Dataset records of document pages
══════════
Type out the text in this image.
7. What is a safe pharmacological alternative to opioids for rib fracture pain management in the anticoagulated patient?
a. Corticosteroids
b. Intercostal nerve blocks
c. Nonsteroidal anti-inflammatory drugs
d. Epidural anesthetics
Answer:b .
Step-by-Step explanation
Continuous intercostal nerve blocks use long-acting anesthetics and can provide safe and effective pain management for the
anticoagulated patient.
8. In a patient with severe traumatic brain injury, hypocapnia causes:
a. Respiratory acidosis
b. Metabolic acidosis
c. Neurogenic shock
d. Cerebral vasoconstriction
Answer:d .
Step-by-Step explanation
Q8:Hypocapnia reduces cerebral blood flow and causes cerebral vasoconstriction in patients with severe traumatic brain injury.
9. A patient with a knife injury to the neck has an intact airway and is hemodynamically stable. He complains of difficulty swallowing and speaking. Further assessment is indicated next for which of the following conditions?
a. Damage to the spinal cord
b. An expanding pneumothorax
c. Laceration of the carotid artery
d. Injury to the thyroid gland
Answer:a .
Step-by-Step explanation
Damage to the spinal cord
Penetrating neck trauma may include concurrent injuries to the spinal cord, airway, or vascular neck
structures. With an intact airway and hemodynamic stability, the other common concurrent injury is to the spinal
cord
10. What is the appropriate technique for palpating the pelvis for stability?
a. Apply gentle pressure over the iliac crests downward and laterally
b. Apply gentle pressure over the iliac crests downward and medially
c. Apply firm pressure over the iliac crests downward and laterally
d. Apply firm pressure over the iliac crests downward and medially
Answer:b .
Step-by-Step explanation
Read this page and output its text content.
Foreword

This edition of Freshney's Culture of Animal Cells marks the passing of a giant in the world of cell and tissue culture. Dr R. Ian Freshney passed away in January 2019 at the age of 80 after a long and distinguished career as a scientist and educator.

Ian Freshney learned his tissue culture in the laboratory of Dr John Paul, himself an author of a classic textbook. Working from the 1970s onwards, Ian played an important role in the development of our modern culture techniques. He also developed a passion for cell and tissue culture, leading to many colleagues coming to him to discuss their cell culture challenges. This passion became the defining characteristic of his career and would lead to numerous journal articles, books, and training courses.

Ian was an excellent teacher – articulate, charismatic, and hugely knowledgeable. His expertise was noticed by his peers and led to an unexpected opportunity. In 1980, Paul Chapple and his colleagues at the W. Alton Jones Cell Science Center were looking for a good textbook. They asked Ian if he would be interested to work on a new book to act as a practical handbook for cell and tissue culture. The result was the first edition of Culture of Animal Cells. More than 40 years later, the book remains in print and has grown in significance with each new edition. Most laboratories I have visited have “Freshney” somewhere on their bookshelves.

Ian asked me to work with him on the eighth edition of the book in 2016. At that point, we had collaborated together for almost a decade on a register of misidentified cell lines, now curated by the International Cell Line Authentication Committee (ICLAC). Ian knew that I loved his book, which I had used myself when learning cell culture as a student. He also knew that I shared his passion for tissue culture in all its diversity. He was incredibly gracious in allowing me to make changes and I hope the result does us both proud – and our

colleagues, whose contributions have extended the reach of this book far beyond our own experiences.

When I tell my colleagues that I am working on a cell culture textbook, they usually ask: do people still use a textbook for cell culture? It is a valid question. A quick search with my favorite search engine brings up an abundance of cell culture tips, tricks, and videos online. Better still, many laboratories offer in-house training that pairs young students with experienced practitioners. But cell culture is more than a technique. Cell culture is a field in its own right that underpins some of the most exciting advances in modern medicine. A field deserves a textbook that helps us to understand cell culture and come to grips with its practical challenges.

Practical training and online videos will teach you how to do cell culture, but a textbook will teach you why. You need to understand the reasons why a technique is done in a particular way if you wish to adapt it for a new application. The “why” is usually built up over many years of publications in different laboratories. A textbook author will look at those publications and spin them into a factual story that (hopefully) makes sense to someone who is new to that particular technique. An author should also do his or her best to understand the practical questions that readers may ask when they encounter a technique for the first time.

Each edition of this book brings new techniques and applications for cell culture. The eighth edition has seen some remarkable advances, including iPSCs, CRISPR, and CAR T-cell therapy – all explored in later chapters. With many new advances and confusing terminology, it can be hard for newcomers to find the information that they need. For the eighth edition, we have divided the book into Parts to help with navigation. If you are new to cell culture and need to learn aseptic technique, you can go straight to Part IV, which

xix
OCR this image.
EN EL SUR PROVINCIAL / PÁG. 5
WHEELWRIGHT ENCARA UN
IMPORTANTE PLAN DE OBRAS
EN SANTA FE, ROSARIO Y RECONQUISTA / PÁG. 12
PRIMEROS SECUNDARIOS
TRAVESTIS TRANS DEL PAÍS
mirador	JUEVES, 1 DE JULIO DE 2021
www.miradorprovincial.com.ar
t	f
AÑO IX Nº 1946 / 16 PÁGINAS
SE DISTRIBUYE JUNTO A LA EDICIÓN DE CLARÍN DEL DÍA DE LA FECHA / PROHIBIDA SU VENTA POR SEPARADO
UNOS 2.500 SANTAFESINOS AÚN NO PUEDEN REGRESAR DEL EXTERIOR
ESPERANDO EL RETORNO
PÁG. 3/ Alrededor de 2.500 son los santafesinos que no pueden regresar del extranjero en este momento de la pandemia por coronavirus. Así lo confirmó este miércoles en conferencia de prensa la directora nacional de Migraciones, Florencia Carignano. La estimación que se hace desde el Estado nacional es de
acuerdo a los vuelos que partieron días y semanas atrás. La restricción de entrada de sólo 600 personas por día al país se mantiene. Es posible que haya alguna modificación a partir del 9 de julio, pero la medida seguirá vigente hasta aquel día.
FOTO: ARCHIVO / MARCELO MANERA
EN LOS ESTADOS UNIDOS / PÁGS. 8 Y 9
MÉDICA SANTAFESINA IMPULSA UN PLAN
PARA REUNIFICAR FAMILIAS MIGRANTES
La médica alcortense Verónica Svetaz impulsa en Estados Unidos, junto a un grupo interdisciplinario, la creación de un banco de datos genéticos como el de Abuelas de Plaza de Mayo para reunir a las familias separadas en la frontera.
══════════
What you need to do: Scan each line of the entries above for the word "nerve" and report how many lines contain it, with nothing else.

Task answer: 2